*Aim of the task*: Pull out every line with the word "mean" from the entries below.

* begin Extracted material *

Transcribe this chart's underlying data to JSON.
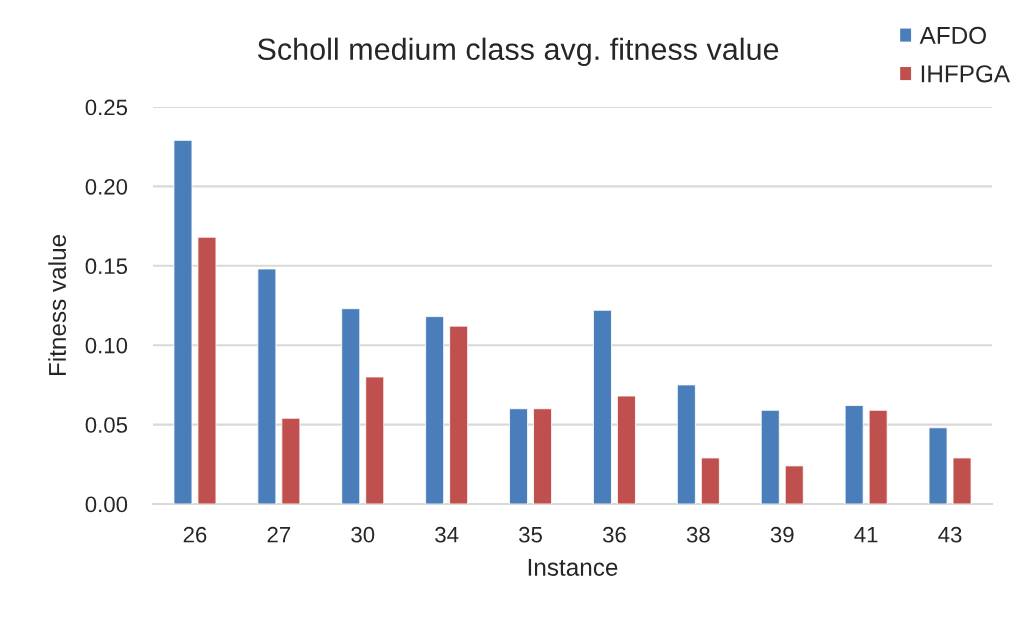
{
  "chart_data": {
    "type": "bar",
    "title": "Scholl medium class avg. fitness value",
    "xlabel": "Instance",
    "ylabel": "Fitness value",
    "categories": [
      "26",
      "27",
      "30",
      "34",
      "35",
      "36",
      "38",
      "39",
      "41",
      "43"
    ],
    "series": [
      {
        "name": "AFDO",
        "color": "#4a7ebb",
        "values": [
          0.229,
          0.148,
          0.123,
          0.118,
          0.06,
          0.122,
          0.075,
          0.059,
          0.062,
          0.048
        ]
      },
      {
        "name": "IHFPGA",
        "color": "#c0504d",
        "values": [
          0.168,
          0.054,
          0.08,
          0.112,
          0.06,
          0.068,
          0.029,
          0.024,
          0.059,
          0.029
        ]
      }
    ],
    "ylim": [
      0,
      0.25
    ],
    "yticks": [
      {
        "value": 0,
        "label": "0.00"
      },
      0.05,
      {
        "value": 0.1,
        "label": "0.10"
      },
      0.15,
      {
        "value": 0.2,
        "label": "0.20"
      },
      0.25
    ],
    "grid": "y",
    "legend": "top right"
  }
}
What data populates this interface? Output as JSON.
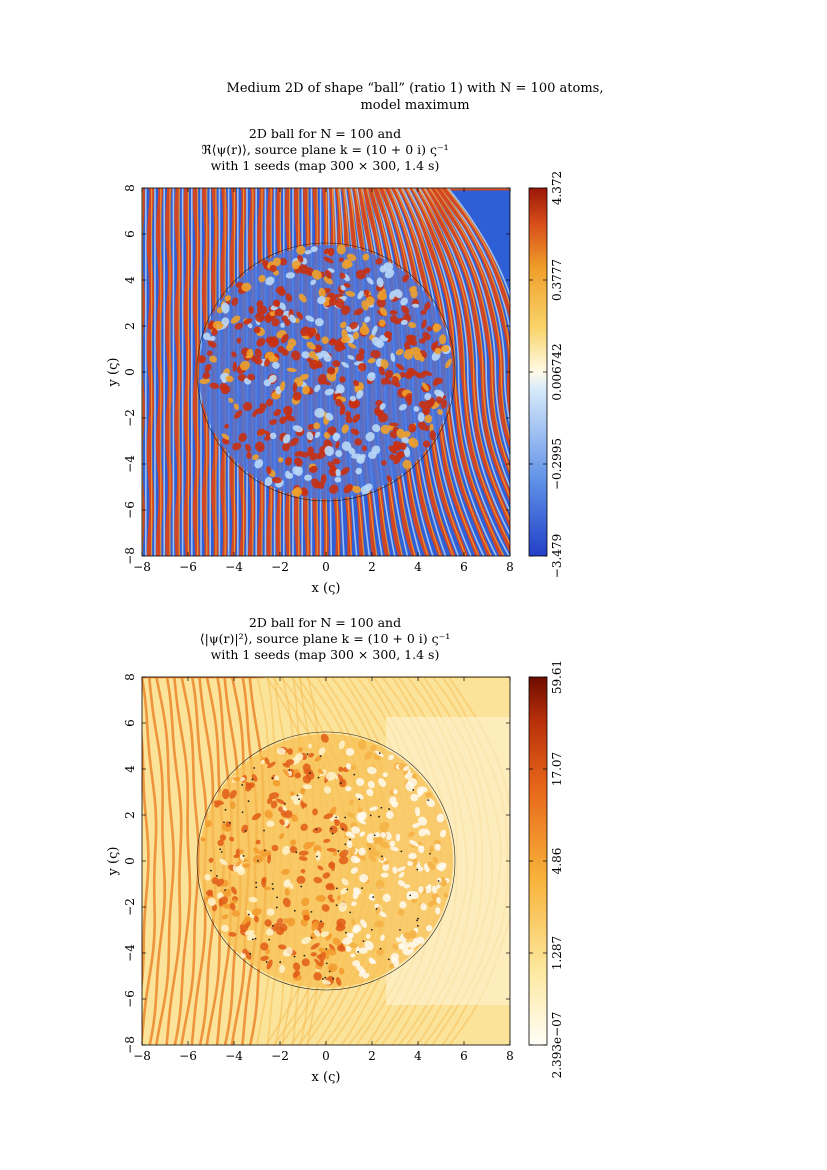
{
  "figure": {
    "title_line1": "Medium 2D of shape “ball” (ratio 1) with N = 100 atoms,",
    "title_line2": "model maximum"
  },
  "panels": [
    {
      "title_line1": "2D ball for N = 100 and",
      "title_line2": "ℜ⟨ψ(r)⟩, source plane k = (10 + 0 i) ς⁻¹",
      "title_line3": "with 1 seeds (map 300 × 300, 1.4 s)",
      "xlabel": "x (ς)",
      "ylabel": "y (ς)",
      "colorbar_ticks": [
        "−3.479",
        "−0.2995",
        "0.006742",
        "0.3777",
        "4.372"
      ]
    },
    {
      "title_line1": "2D ball for N = 100 and",
      "title_line2": "⟨|ψ(r)|²⟩, source plane k = (10 + 0 i) ς⁻¹",
      "title_line3": "with 1 seeds (map 300 × 300, 1.4 s)",
      "xlabel": "x (ς)",
      "ylabel": "y (ς)",
      "colorbar_ticks": [
        "2.393e−07",
        "1.287",
        "4.86",
        "17.07",
        "59.61"
      ]
    }
  ],
  "axis_ticks": [
    "−8",
    "−6",
    "−4",
    "−2",
    "0",
    "2",
    "4",
    "6",
    "8"
  ],
  "chart_data": [
    {
      "type": "heatmap",
      "quantity": "real part of mean wavefunction",
      "xlim": [
        -8,
        8
      ],
      "ylim": [
        -8,
        8
      ],
      "circle_radius": 5.6,
      "colormap": [
        "#2c4fc7",
        "#86b8f0",
        "#ffffff",
        "#f5c24a",
        "#e2641e",
        "#c0230f"
      ],
      "colorbar_range": [
        -3.479,
        4.372
      ]
    },
    {
      "type": "heatmap",
      "quantity": "mean intensity",
      "xlim": [
        -8,
        8
      ],
      "ylim": [
        -8,
        8
      ],
      "circle_radius": 5.6,
      "colormap": [
        "#fffdf2",
        "#fde69a",
        "#f8b43c",
        "#ea7a1c",
        "#c4380a",
        "#7a0f00"
      ],
      "colorbar_range": [
        2.393e-07,
        59.61
      ]
    }
  ]
}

* end Extracted material *

*Reply*:
      "quantity": "real part of mean wavefunction",
      "quantity": "mean intensity",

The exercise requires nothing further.